→ **Actions to take**
1. Translate this sentence from the passage on ledger consensus and code contracts into Spanish: "The proof of stake consensus mechanism avoids the large amount of wasted computations performed by proof of work."
2. Pick up the passage on ledger consensus and code contracts after its final sentence and keep writing.

→ **Reading text**
+ + + + + + +

The above has described use of a cryptographic proof of work as the consensus mechanism for adding blocks to the DLT. However, it is possible that other consensus mechanisms may be used, such as a proof of stake consensus mechanism. In proof of work mechanisms, many ‘miners’ compete to find the hashed value. All of the computing, and associated electricity, done by the miners that were not successful in finding the hashed value is wasted. In proof of stake mechanism ‘validators’ which are similar to miners pay an amount into the network, their ‘stake’ and one of the validators is selected at random with the probability based on the amount of stake the validator has. The selected validator may then generate the hashed value for the block, which does not require determining the nonce to prove the work, and add the block to the DLT. The proof of stake consensus mechanism avoids the large amount of wasted computations performed by proof of work. It will be appreciated that the proof of work or proof of stake consensus mechanism may be used in the DLT, or alternative consensus mechanisms could be used such as proof of capacity, proof of activity, proof of burn, etc.

The DLT network can execute code contracts 204 that provide various functionality including functionalities used by the fully decentralized communication system. Each code contract 204 is program code that is executed on the DLT network. The code contract is a collection of code function(s) and data providing the code contract's state. Each code contract may be a type of DLT account and resides at a specific address on the DLT. Code contracts may have a balance and can send transactions over the DLT network. However, rather than being controlled by a user, code contracts may be deployed to the network and run by the DLT nodes as programmed. User accounts can interact with a code contract by submitting transactions that execute a function defined by the code contract. Code contracts can define rules, like a regular contract, and automatically enforce them via the code. As described further below, a number of different code contracts can be provided that help provide the communication system using the DLT.

+ + + + + + +

Element region listings

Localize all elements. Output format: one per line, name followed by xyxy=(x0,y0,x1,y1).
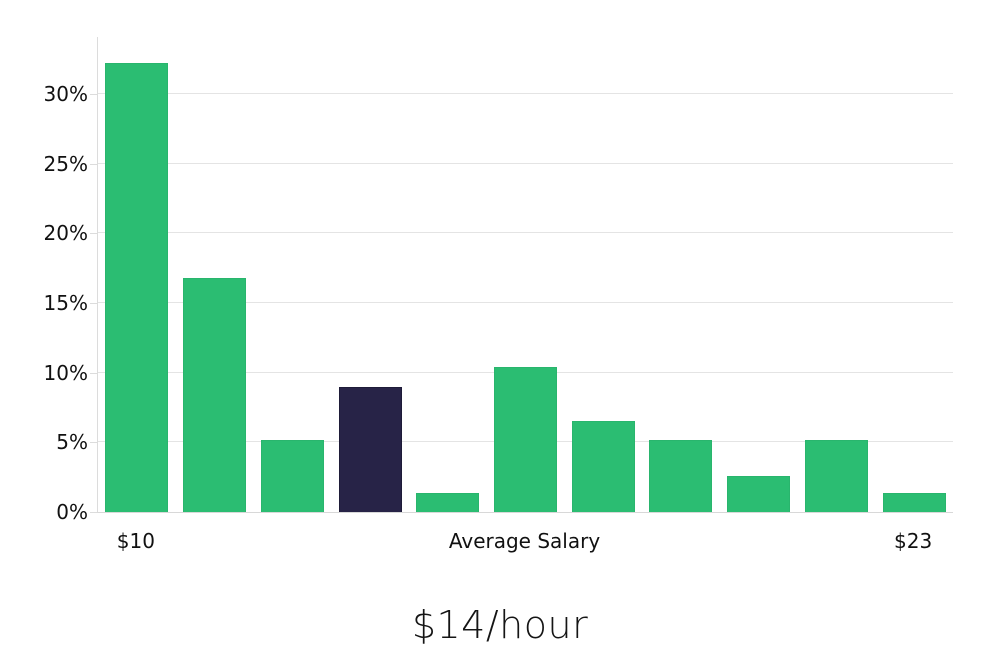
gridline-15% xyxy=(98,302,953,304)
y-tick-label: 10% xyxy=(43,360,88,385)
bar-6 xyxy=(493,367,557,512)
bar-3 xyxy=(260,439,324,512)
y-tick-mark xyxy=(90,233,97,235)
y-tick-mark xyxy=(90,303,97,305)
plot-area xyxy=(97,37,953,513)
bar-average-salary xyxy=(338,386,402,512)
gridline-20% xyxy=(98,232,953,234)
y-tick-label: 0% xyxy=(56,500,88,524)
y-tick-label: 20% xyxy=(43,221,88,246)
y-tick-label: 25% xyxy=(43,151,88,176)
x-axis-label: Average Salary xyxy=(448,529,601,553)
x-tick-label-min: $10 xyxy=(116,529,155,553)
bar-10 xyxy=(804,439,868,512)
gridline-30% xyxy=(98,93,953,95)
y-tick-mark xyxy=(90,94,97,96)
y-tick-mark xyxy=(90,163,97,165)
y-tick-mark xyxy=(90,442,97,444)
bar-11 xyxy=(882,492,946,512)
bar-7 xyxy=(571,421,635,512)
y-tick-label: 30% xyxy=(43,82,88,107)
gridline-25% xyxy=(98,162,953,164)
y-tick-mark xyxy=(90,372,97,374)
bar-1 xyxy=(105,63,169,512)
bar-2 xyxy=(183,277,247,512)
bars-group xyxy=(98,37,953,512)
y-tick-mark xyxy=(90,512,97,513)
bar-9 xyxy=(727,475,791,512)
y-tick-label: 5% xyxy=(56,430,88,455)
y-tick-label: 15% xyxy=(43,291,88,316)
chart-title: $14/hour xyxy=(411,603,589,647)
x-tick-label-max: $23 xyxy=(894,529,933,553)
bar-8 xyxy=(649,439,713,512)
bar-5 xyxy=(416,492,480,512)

+ + + + + + +

→ **Exercise responses**
1. El mecanismo de consenso de prueba de participación evita la gran cantidad de cálculos desperdiciados que realiza la prueba de trabajo.

2.
FIG. 3 depicts details of DLT components of a fully distributed communication system. One or more communication devices 302 may be used, for example by an end user or administrator, within the communication system. The communication devices 302 may implement the administration interface and/or the user interface similar to that described above with reference to FIG. 2. The communication devices may include, for example, a communication module 302a and a DLT module 302b. The communication module 302a may provide functionality for establishing communications, which may be either real-time or non-real-time, with other devices. The communication module 302a may require information stored on the DLT when establishing communications and may use the DLT module 302b to retrieve the required information. The communication module 302a may also provide information to the DLT 302b including for example providing contact information such as an IP address of the device. The DLT module of the communication devices may use different code contracts 304 that can be executed on the DLT in order to store and/or access information on the DLT. As depicted, the code contracts may code contracts for adding and/or updating user information 304a, getting and/or updating contact addresses 304b such as an IP address, and getting and/or updating trust scores of a user 304c. It will be appreciated that these code contracts are intended to be illustrative and additional code contracts may be included. The code contracts can provide functionality for evaluating the trust of users of the system

Regardless of the particular code contracts, user information may be created, read, updated on the DLT 306. As depicted, the DLT may store user information for different users 306a, 306b, 306c that can be used for communicating with the user. The information may include, for example, user name or other identifier, contact information which may include various user names or alias as well as contact IP information. Although only contact IP address is depicted it will be appreciated that the contact IP address may also specify a port associated with the contact IP used for communicating with the user. Additionally, although only a single contact IP address is depicted, it is possible to include multiple IP addresses. The user information may further include additional information such as encryption keys for the user as well as their trust score. The user information may be stored on the DLT as transactions within the blocks. However, since a block is immutable, when updating a user's information, a new user information may be stored, or possibly only those portions that have changed.

FIG. 4 depicts end user communication devices for use in a fully distributed communication system. The communication system 400 includes a first end user communication device 402, which is depicted as a mobile phone although other computing devices can be used as the end user device. The end user device 402 comprises a processing unit 404 capable of executing instructions. The instructions, and other data, may be stored in non-volatile storage 406 as well as memory 408. The end user device 402 may further comprises one or more sensors 410 as well as one or more radios 412 or modems. The radios/modems may be wired or wireless radios/modems used for communicating with other devices. The radios/modems and sensors when present may be communicatively coupled to the processing unit 404 through one or more input/output (I/O) interfaces 414.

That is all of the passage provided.